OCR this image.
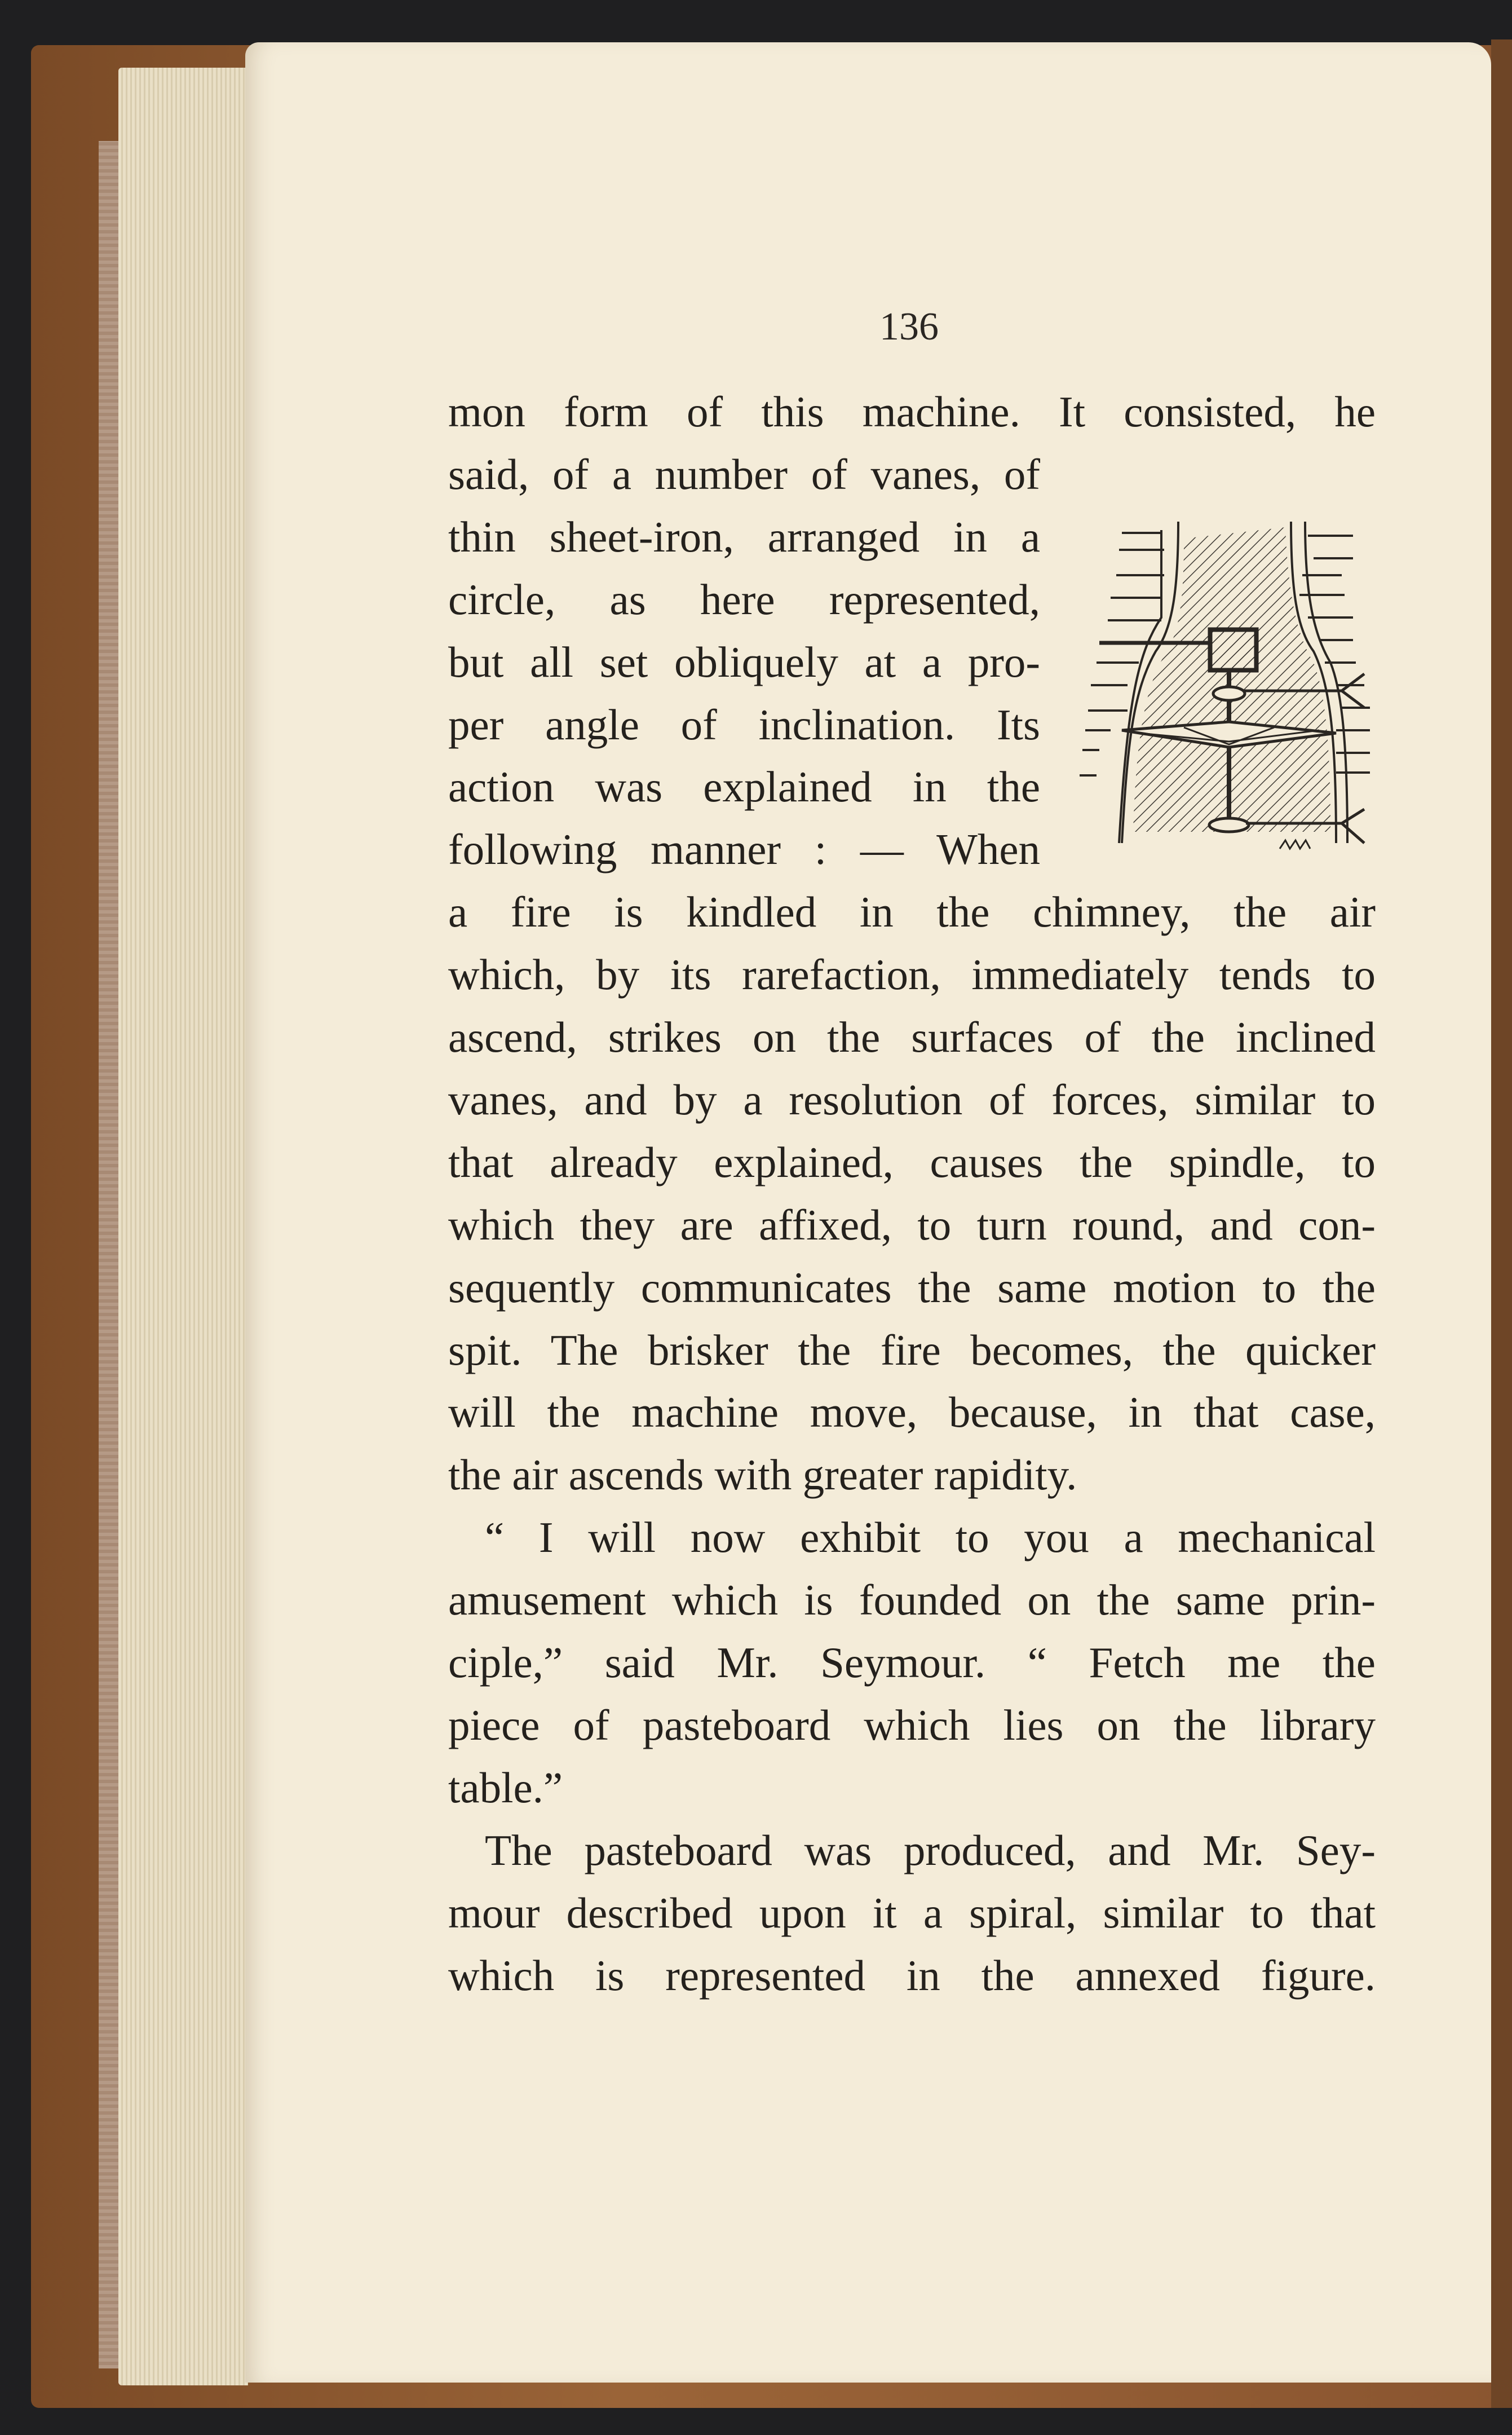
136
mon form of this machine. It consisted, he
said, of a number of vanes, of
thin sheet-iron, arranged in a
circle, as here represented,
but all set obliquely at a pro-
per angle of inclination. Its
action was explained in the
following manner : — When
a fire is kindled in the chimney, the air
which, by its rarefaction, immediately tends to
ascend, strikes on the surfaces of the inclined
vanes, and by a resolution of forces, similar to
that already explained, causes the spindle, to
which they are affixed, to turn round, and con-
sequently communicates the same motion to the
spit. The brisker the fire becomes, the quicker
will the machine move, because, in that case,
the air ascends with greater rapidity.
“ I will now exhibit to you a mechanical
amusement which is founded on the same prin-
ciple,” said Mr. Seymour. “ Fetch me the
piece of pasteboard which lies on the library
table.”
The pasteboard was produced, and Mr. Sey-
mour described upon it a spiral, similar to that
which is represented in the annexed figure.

# # # #

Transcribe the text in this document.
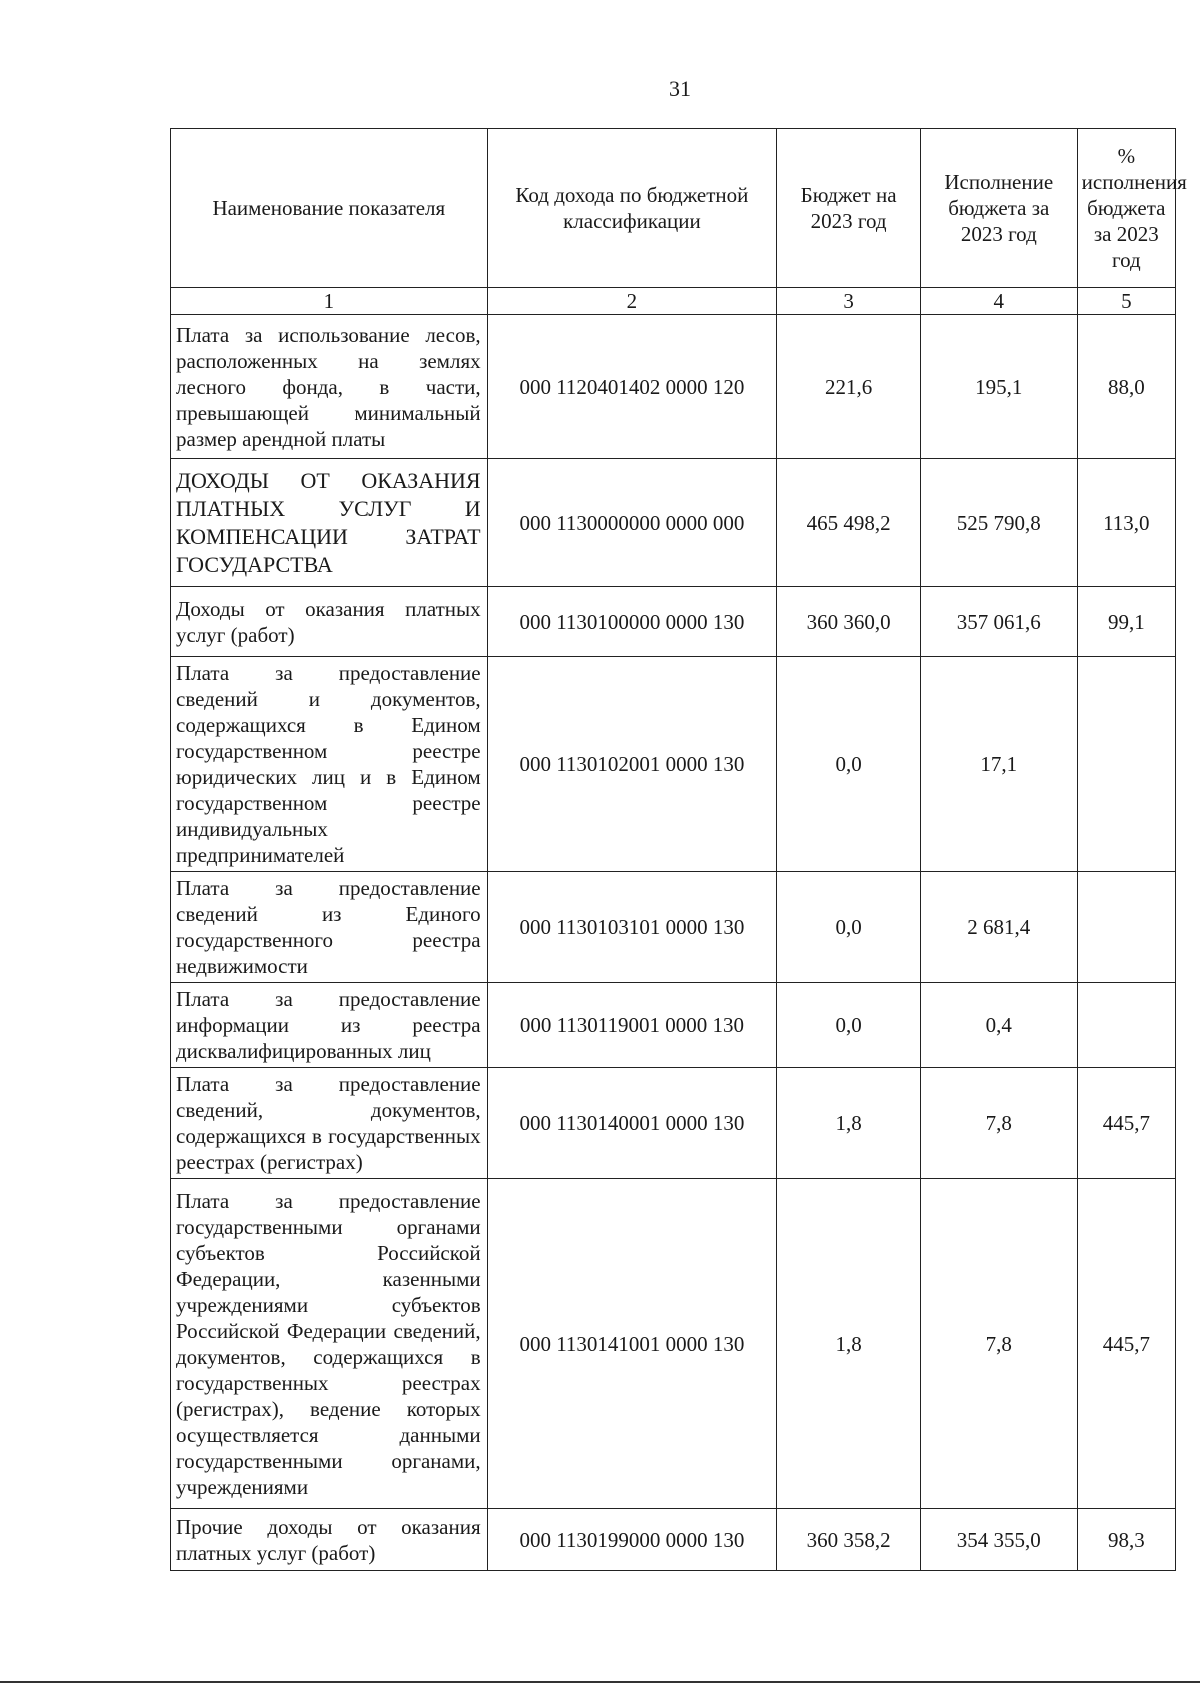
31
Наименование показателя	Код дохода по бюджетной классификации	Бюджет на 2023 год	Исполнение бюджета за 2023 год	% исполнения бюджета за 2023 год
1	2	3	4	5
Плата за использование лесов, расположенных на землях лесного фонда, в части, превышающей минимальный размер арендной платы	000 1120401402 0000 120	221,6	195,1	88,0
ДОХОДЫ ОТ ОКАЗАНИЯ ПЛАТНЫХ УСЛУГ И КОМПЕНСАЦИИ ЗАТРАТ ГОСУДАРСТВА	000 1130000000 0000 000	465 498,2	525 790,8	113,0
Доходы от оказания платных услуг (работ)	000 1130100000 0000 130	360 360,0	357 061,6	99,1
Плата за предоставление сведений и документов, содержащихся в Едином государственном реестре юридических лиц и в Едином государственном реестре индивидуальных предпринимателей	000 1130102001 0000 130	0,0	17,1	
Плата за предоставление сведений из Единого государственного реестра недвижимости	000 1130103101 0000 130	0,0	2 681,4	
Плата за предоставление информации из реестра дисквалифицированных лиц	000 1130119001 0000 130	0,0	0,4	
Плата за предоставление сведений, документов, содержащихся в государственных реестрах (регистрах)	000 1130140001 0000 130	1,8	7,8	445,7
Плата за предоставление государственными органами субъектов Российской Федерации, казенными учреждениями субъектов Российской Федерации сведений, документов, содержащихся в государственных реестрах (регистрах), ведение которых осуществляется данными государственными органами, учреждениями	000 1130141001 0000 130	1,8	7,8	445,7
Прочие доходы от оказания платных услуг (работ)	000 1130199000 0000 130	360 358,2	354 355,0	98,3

# # # #

Tally up the lines in the records that contain the word "which" and give only the total.

5